PROBLEM DESCRIPTION. Reply with one number: how many lines contain the word "content".

SUPPLIED RECORDS.
┌──

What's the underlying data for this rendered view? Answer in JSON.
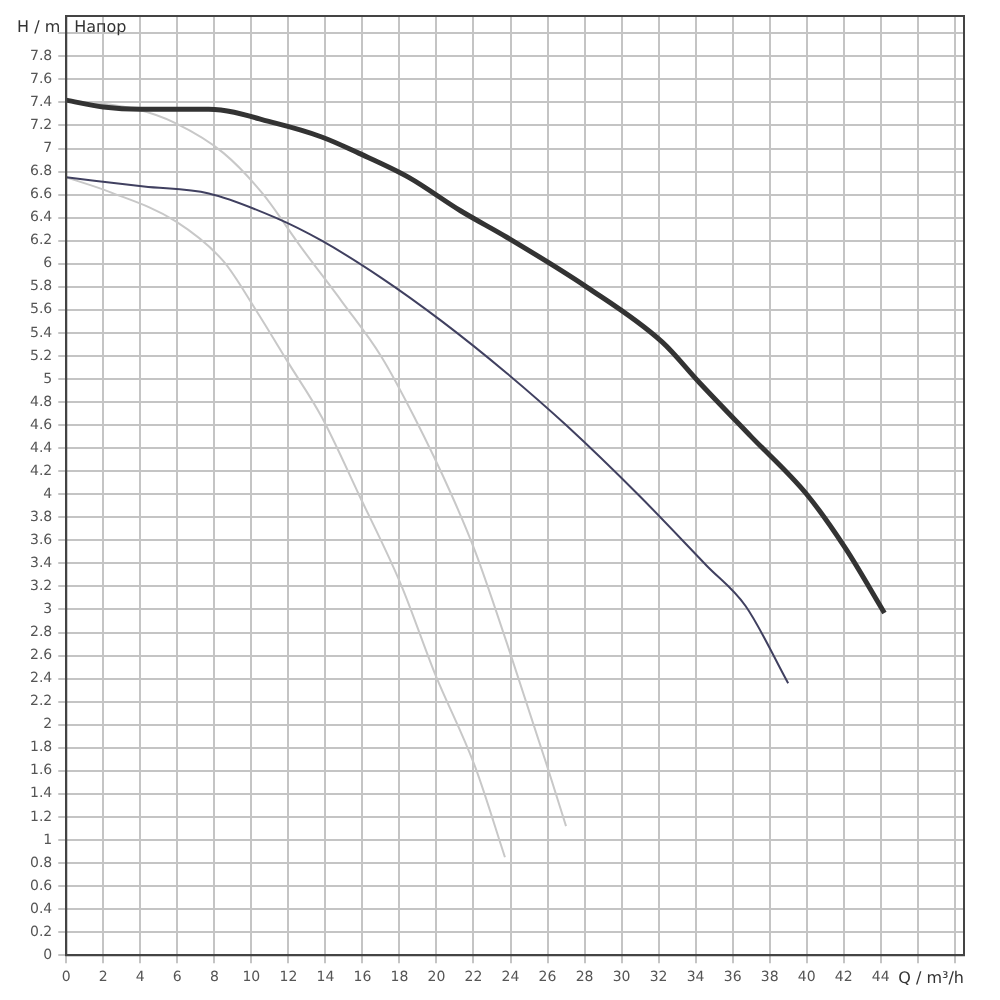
{
  "chart_data": {
    "type": "line",
    "xlabel": "Q / m³/h",
    "ylabel": "H / m",
    "annotations": [
      "Напор"
    ],
    "xlim": [
      0,
      48.5
    ],
    "ylim": [
      0,
      8.15
    ],
    "xticks": [
      0,
      2,
      4,
      6,
      8,
      10,
      12,
      14,
      16,
      18,
      20,
      22,
      24,
      26,
      28,
      30,
      32,
      34,
      36,
      38,
      40,
      42,
      44,
      {
        "value": 46,
        "label": null
      },
      {
        "value": 48,
        "label": null
      }
    ],
    "yticks": [
      0,
      0.2,
      0.4,
      0.6,
      0.8,
      1,
      1.2,
      1.4,
      1.6,
      1.8,
      2,
      2.2,
      2.4,
      2.6,
      2.8,
      3,
      3.2,
      3.4,
      3.6,
      3.8,
      4,
      4.2,
      4.4,
      4.6,
      4.8,
      5,
      5.2,
      5.4,
      5.6,
      5.8,
      6,
      6.2,
      6.4,
      6.6,
      6.8,
      7,
      7.2,
      7.4,
      7.6,
      7.8,
      {
        "value": 8,
        "label": null
      }
    ],
    "grid": true,
    "legend": false,
    "marker": "none",
    "line_style": "solid",
    "series": [
      {
        "color": "#333333",
        "x": [
          0,
          2,
          4,
          7.7,
          11.3,
          13.8,
          15.8,
          18.5,
          21.3,
          23.8,
          28.1,
          32.2,
          34.2,
          37,
          40,
          42.1,
          44.2
        ],
        "values": [
          7.42,
          7.36,
          7.34,
          7.34,
          7.22,
          7.1,
          6.96,
          6.75,
          6.46,
          6.23,
          5.8,
          5.32,
          4.97,
          4.5,
          4.0,
          3.53,
          2.97
        ]
      },
      {
        "color": "#404060",
        "x": [
          0,
          4.2,
          7.7,
          11.3,
          13.8,
          17,
          20.3,
          23.8,
          27,
          31,
          34.6,
          36.7,
          39
        ],
        "values": [
          6.75,
          6.67,
          6.61,
          6.4,
          6.2,
          5.88,
          5.5,
          5.05,
          4.6,
          3.98,
          3.38,
          3.03,
          2.36
        ]
      },
      {
        "color": "#c8c8c8",
        "x": [
          0,
          3.8,
          5.9,
          8.5,
          10.6,
          12.7,
          14.9,
          17,
          18.8,
          20.8,
          22.1,
          23.8,
          26,
          27
        ],
        "values": [
          7.42,
          7.34,
          7.22,
          6.96,
          6.61,
          6.14,
          5.67,
          5.2,
          4.67,
          4.0,
          3.5,
          2.71,
          1.63,
          1.12
        ]
      },
      {
        "color": "#c8c8c8",
        "x": [
          0,
          2.4,
          5.9,
          8.5,
          10.2,
          12,
          13.8,
          15.8,
          18.1,
          19.9,
          22.1,
          23.7
        ],
        "values": [
          6.75,
          6.62,
          6.37,
          6.02,
          5.61,
          5.14,
          4.67,
          4.0,
          3.21,
          2.45,
          1.63,
          0.85
        ]
      }
    ]
  }
}
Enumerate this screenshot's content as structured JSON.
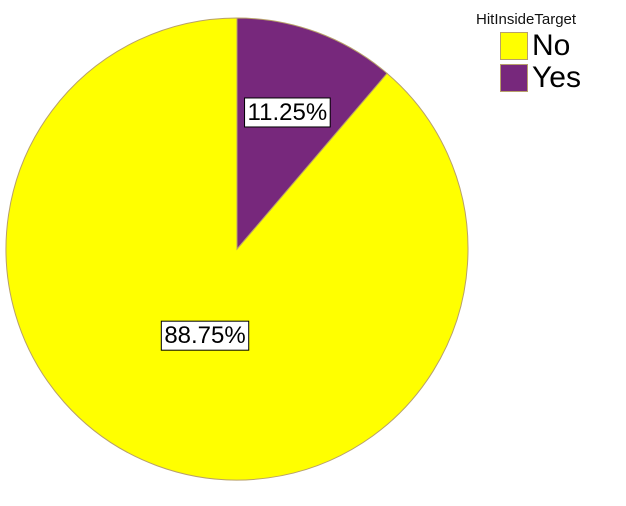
{
  "chart_data": {
    "type": "pie",
    "legend_title": "HitInsideTarget",
    "legend_position": "top-right",
    "slices": [
      {
        "label": "No",
        "value": 88.75,
        "display": "88.75%",
        "color": "#ffff00"
      },
      {
        "label": "Yes",
        "value": 11.25,
        "display": "11.25%",
        "color": "#77287c"
      }
    ],
    "start_angle_deg": 0,
    "direction": "counterclockwise"
  }
}
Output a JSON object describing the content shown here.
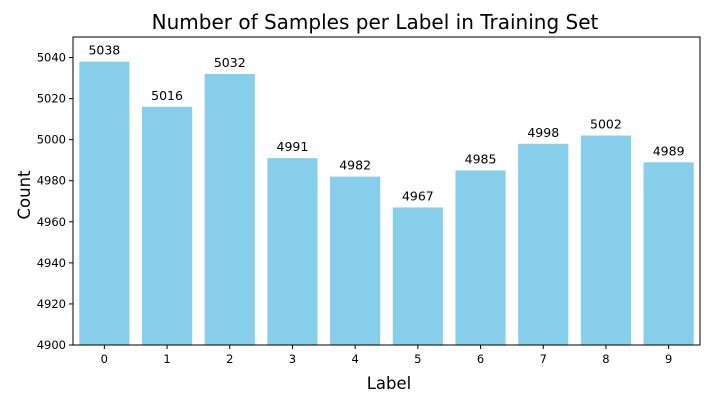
{
  "chart_data": {
    "type": "bar",
    "title": "Number of Samples per Label in Training Set",
    "xlabel": "Label",
    "ylabel": "Count",
    "categories": [
      "0",
      "1",
      "2",
      "3",
      "4",
      "5",
      "6",
      "7",
      "8",
      "9"
    ],
    "values": [
      5038,
      5016,
      5032,
      4991,
      4982,
      4967,
      4985,
      4998,
      5002,
      4989
    ],
    "ylim": [
      4900,
      5050
    ],
    "yticks": [
      4900,
      4920,
      4940,
      4960,
      4980,
      5000,
      5020,
      5040
    ],
    "bar_color": "#87CEEB",
    "grid": false,
    "legend": "none"
  }
}
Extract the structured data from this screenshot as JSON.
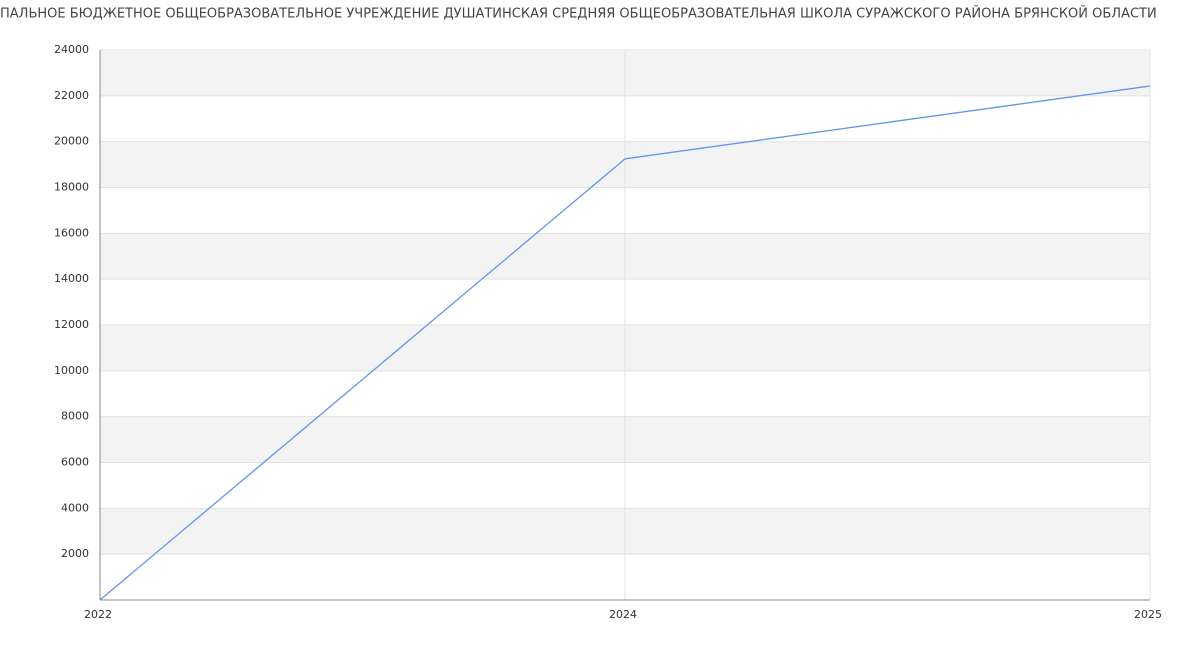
{
  "chart_data": {
    "type": "line",
    "title": "ПАЛЬНОЕ БЮДЖЕТНОЕ ОБЩЕОБРАЗОВАТЕЛЬНОЕ УЧРЕЖДЕНИЕ ДУШАТИНСКАЯ СРЕДНЯЯ ОБЩЕОБРАЗОВАТЕЛЬНАЯ ШКОЛА СУРАЖСКОГО РАЙОНА БРЯНСКОЙ ОБЛАСТИ",
    "categories": [
      "2022",
      "2024",
      "2025"
    ],
    "values": [
      0,
      19250,
      22430
    ],
    "color": "#6495ed",
    "ylim": [
      0,
      24000
    ],
    "yticks": [
      2000,
      4000,
      6000,
      8000,
      10000,
      12000,
      14000,
      16000,
      18000,
      20000,
      22000,
      24000
    ],
    "grid": true
  }
}
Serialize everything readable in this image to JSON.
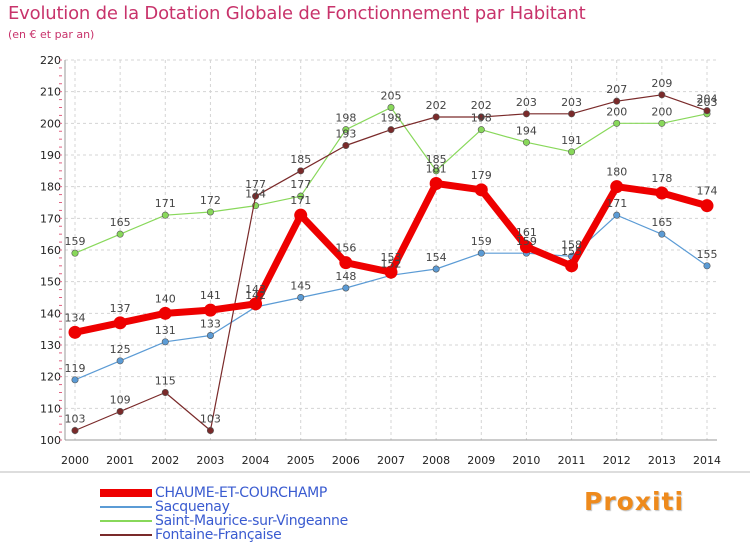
{
  "chart_data": {
    "type": "line",
    "title": "Evolution de la Dotation Globale de Fonctionnement par Habitant",
    "subtitle": "(en € et par an)",
    "categories": [
      "2000",
      "2001",
      "2002",
      "2003",
      "2004",
      "2005",
      "2006",
      "2007",
      "2008",
      "2009",
      "2010",
      "2011",
      "2012",
      "2013",
      "2014"
    ],
    "ylim": [
      100,
      220
    ],
    "yticks": [
      100,
      110,
      120,
      130,
      140,
      150,
      160,
      170,
      180,
      190,
      200,
      210,
      220
    ],
    "grid": true,
    "legend_position": "bottom-left",
    "series": [
      {
        "name": "CHAUME-ET-COURCHAMP",
        "color": "#ee0000",
        "emphasis": true,
        "values": [
          134,
          137,
          140,
          141,
          143,
          171,
          156,
          153,
          181,
          179,
          161,
          155,
          180,
          178,
          174
        ]
      },
      {
        "name": "Sacquenay",
        "color": "#5b9bd5",
        "values": [
          119,
          125,
          131,
          133,
          142,
          145,
          148,
          152,
          154,
          159,
          159,
          158,
          171,
          165,
          155
        ]
      },
      {
        "name": "Saint-Maurice-sur-Vingeanne",
        "color": "#88d85a",
        "values": [
          159,
          165,
          171,
          172,
          174,
          177,
          198,
          205,
          185,
          198,
          194,
          191,
          200,
          200,
          203
        ]
      },
      {
        "name": "Fontaine-Française",
        "color": "#7a2a2a",
        "values": [
          103,
          109,
          115,
          103,
          177,
          185,
          193,
          198,
          202,
          202,
          203,
          203,
          207,
          209,
          204
        ]
      }
    ]
  },
  "branding": {
    "logo_text": "Proxiti"
  }
}
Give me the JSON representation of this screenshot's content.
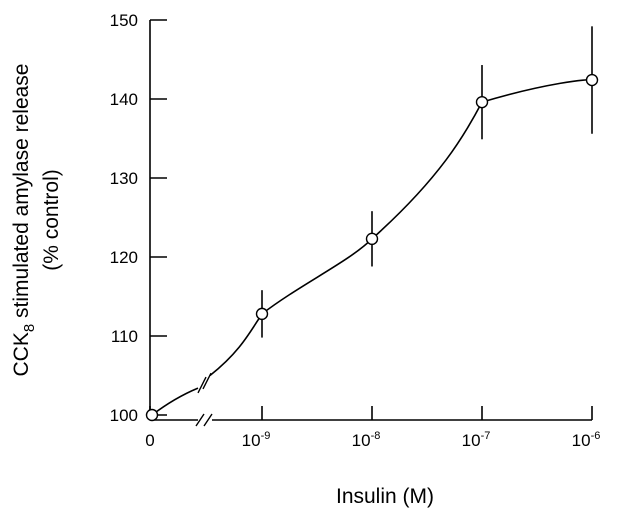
{
  "chart_data": {
    "type": "scatter",
    "xlabel": "Insulin (M)",
    "ylabel_line1": "CCK",
    "ylabel_sub": "8",
    "ylabel_rest": " stimulated amylase release",
    "ylabel_line2": "(% control)",
    "ylim": [
      100,
      150
    ],
    "yticks": [
      100,
      110,
      120,
      130,
      140,
      150
    ],
    "xticks": [
      {
        "x": 0,
        "base": "0",
        "exp": ""
      },
      {
        "x": 1e-09,
        "base": "10",
        "exp": "-9"
      },
      {
        "x": 1e-08,
        "base": "10",
        "exp": "-8"
      },
      {
        "x": 1e-07,
        "base": "10",
        "exp": "-7"
      },
      {
        "x": 1e-06,
        "base": "10",
        "exp": "-6"
      }
    ],
    "x_scale": "log with axis break between 0 and 10^-9",
    "points": [
      {
        "x": 0,
        "y": 100,
        "err": 0
      },
      {
        "x": 1e-09,
        "y": 112.8,
        "err": 3
      },
      {
        "x": 1e-08,
        "y": 122.3,
        "err": 3.5
      },
      {
        "x": 1e-07,
        "y": 139.6,
        "err": 4.7
      },
      {
        "x": 1e-06,
        "y": 142.4,
        "err": 6.8
      }
    ],
    "fit_curve": "smooth sigmoid through points",
    "grid": false,
    "legend": "none",
    "color": "#000000"
  }
}
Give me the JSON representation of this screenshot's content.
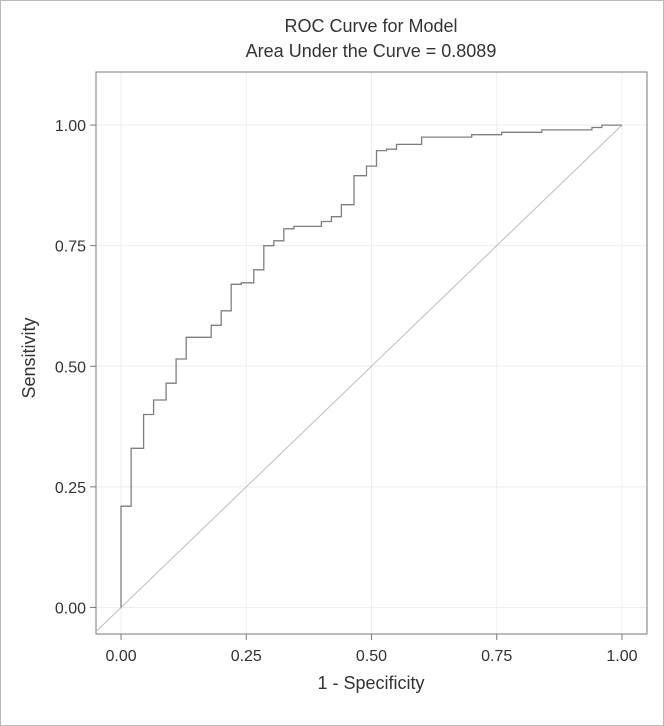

└──

RESPONSE TO THIS TASK. 4